YOUR GOAL
Give the number of lines below that contain "związanych", with no other output.

Some records
###

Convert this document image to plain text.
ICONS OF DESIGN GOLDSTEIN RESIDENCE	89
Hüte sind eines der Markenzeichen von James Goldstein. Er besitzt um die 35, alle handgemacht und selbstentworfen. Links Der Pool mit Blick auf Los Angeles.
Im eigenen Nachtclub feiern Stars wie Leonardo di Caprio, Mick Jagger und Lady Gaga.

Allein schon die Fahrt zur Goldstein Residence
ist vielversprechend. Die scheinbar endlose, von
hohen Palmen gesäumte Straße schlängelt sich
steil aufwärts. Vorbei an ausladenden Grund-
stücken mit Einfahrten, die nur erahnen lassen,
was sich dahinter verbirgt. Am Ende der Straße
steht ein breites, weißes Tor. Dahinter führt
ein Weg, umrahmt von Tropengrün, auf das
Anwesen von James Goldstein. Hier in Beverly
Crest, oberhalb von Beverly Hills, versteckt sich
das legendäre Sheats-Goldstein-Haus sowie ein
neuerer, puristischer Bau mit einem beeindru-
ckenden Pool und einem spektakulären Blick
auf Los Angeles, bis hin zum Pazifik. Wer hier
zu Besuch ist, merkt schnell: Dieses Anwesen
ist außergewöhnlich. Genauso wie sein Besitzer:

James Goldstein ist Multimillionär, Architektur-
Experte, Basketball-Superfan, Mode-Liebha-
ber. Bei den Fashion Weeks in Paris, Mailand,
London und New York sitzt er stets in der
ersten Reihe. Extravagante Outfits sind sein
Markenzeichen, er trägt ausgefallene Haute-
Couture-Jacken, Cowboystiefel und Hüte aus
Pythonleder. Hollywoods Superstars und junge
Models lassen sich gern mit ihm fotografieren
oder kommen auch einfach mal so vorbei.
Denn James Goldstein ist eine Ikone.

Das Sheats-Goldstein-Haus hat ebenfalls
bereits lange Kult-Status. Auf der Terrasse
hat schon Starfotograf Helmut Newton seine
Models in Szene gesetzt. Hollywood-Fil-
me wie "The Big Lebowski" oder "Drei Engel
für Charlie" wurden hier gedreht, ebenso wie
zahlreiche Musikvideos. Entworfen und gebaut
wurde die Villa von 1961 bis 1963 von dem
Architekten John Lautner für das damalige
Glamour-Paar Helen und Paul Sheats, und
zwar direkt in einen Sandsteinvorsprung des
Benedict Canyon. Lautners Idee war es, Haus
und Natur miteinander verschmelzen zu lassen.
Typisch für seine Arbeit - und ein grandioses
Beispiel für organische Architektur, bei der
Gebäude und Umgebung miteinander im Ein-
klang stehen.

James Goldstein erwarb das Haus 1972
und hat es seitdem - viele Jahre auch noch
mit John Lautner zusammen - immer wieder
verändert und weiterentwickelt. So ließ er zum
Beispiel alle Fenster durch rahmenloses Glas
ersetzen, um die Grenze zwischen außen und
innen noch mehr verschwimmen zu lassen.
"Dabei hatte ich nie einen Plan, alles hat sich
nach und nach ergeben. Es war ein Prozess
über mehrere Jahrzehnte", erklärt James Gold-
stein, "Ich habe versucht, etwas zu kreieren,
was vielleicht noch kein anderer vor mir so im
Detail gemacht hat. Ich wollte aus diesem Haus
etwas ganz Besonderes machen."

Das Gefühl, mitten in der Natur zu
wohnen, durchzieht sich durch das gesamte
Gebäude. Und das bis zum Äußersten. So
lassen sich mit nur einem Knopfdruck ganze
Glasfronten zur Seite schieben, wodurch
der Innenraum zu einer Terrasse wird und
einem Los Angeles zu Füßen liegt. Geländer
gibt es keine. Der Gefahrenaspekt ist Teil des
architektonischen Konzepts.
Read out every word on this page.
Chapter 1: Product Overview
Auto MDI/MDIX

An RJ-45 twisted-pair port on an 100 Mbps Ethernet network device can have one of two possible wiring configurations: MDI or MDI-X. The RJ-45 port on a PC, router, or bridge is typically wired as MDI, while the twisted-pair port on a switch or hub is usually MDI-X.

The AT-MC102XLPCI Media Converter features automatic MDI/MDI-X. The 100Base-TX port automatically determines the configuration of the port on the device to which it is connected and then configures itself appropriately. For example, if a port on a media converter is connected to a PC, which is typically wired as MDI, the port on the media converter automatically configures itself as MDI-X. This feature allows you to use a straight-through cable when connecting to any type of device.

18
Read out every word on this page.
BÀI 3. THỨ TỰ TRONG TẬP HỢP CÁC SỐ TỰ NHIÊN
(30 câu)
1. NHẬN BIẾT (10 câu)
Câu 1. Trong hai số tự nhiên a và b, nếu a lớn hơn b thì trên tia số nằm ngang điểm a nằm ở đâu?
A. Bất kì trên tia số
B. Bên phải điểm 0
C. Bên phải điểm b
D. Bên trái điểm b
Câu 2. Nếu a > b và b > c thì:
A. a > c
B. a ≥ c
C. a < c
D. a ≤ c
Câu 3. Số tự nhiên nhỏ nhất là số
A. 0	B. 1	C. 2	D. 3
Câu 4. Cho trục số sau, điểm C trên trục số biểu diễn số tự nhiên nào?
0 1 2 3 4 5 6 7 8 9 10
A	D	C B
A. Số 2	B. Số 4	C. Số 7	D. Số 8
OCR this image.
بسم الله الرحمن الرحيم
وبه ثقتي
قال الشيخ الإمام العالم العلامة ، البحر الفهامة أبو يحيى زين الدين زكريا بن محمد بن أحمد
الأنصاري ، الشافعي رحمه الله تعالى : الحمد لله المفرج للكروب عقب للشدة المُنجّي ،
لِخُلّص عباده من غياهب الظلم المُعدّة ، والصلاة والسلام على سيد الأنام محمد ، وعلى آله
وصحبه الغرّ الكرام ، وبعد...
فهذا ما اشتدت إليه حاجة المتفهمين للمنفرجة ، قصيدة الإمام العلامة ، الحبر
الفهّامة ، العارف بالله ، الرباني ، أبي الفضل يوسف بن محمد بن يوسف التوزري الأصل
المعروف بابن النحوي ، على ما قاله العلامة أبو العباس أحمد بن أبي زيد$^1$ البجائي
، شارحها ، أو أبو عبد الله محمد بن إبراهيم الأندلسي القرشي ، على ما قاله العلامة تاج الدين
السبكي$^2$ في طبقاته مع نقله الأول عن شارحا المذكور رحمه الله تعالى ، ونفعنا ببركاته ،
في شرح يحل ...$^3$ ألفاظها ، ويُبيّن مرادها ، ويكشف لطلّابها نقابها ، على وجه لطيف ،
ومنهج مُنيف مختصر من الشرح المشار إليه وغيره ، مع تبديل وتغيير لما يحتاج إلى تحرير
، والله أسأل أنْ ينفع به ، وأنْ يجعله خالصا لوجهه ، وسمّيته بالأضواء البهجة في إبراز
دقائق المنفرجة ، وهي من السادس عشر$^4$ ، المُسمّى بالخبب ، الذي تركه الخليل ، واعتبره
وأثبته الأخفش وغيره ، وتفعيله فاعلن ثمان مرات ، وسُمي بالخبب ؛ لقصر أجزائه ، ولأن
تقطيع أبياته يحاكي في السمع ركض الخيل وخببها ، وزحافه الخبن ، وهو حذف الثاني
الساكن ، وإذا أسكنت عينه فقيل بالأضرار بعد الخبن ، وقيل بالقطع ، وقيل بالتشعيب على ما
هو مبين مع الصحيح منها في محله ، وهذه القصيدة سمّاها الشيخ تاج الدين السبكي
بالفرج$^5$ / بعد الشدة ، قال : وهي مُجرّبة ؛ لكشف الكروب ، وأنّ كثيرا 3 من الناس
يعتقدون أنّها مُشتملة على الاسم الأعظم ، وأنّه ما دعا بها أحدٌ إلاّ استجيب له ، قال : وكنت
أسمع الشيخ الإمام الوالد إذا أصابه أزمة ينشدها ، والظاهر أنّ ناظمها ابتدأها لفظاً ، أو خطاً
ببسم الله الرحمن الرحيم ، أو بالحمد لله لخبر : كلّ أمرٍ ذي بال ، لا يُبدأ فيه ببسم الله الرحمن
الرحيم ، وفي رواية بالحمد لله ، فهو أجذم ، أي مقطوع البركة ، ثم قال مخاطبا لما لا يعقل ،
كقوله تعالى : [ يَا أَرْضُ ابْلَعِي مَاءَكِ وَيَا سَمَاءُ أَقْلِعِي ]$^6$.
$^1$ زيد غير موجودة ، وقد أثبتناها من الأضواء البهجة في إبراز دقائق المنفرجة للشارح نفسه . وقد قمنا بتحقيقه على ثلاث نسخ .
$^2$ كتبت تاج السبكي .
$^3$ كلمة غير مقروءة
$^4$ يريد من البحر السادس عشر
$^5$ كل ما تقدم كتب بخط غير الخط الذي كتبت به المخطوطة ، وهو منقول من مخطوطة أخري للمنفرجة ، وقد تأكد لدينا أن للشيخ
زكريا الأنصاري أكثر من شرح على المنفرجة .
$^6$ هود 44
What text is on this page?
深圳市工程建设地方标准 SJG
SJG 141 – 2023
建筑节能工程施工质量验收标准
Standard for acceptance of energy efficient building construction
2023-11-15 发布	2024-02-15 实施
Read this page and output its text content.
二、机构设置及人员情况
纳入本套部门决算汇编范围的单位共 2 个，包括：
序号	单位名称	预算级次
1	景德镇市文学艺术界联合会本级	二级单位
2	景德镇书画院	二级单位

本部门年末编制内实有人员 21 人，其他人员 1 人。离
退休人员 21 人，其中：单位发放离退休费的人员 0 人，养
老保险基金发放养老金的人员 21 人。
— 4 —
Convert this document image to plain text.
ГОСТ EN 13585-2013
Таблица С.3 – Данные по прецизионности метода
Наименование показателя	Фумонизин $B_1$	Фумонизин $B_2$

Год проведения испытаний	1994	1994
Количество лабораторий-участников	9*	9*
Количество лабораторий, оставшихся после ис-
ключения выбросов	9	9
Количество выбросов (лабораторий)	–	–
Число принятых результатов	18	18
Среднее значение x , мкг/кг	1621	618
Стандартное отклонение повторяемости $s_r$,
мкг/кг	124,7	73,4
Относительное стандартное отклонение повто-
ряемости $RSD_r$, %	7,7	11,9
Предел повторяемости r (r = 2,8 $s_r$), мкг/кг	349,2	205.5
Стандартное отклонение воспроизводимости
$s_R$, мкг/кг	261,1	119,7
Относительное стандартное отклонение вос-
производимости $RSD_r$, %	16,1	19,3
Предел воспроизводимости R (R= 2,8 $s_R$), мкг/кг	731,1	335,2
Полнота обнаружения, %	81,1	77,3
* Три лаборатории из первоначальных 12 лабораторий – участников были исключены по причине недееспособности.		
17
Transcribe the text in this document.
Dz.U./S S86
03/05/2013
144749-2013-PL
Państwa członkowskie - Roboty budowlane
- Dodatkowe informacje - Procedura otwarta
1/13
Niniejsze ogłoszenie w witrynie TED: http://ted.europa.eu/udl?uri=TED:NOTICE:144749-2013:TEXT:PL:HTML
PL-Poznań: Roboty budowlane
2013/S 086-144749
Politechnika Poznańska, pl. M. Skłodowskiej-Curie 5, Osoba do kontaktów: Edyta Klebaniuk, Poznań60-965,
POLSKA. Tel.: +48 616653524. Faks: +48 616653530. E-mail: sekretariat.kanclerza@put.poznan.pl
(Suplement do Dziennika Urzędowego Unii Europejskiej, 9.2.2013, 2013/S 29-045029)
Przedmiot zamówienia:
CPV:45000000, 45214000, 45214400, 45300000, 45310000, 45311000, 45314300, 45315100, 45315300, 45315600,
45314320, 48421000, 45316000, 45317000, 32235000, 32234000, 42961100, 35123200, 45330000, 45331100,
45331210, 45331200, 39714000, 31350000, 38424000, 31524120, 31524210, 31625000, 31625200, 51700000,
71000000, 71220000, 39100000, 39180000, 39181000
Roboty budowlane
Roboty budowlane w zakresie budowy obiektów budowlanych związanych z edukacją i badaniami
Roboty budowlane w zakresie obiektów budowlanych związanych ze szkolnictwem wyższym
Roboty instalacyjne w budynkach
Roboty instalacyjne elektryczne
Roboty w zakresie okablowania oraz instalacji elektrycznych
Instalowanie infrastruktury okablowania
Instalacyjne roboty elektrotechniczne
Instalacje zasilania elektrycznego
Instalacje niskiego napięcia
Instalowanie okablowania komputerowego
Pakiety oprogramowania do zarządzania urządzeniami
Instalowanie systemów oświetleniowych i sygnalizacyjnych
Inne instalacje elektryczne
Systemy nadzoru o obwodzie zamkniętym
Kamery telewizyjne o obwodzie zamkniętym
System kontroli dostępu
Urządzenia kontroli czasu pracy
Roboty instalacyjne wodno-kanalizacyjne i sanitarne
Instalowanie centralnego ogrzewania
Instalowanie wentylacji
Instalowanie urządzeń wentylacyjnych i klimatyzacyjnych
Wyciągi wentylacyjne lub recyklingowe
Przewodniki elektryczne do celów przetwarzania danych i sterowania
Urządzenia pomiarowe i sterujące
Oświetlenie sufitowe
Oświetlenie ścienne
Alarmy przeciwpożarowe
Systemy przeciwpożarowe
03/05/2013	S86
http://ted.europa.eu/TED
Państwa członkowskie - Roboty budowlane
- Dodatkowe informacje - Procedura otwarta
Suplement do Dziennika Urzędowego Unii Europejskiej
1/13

###

EXERCISE RESPONSE
2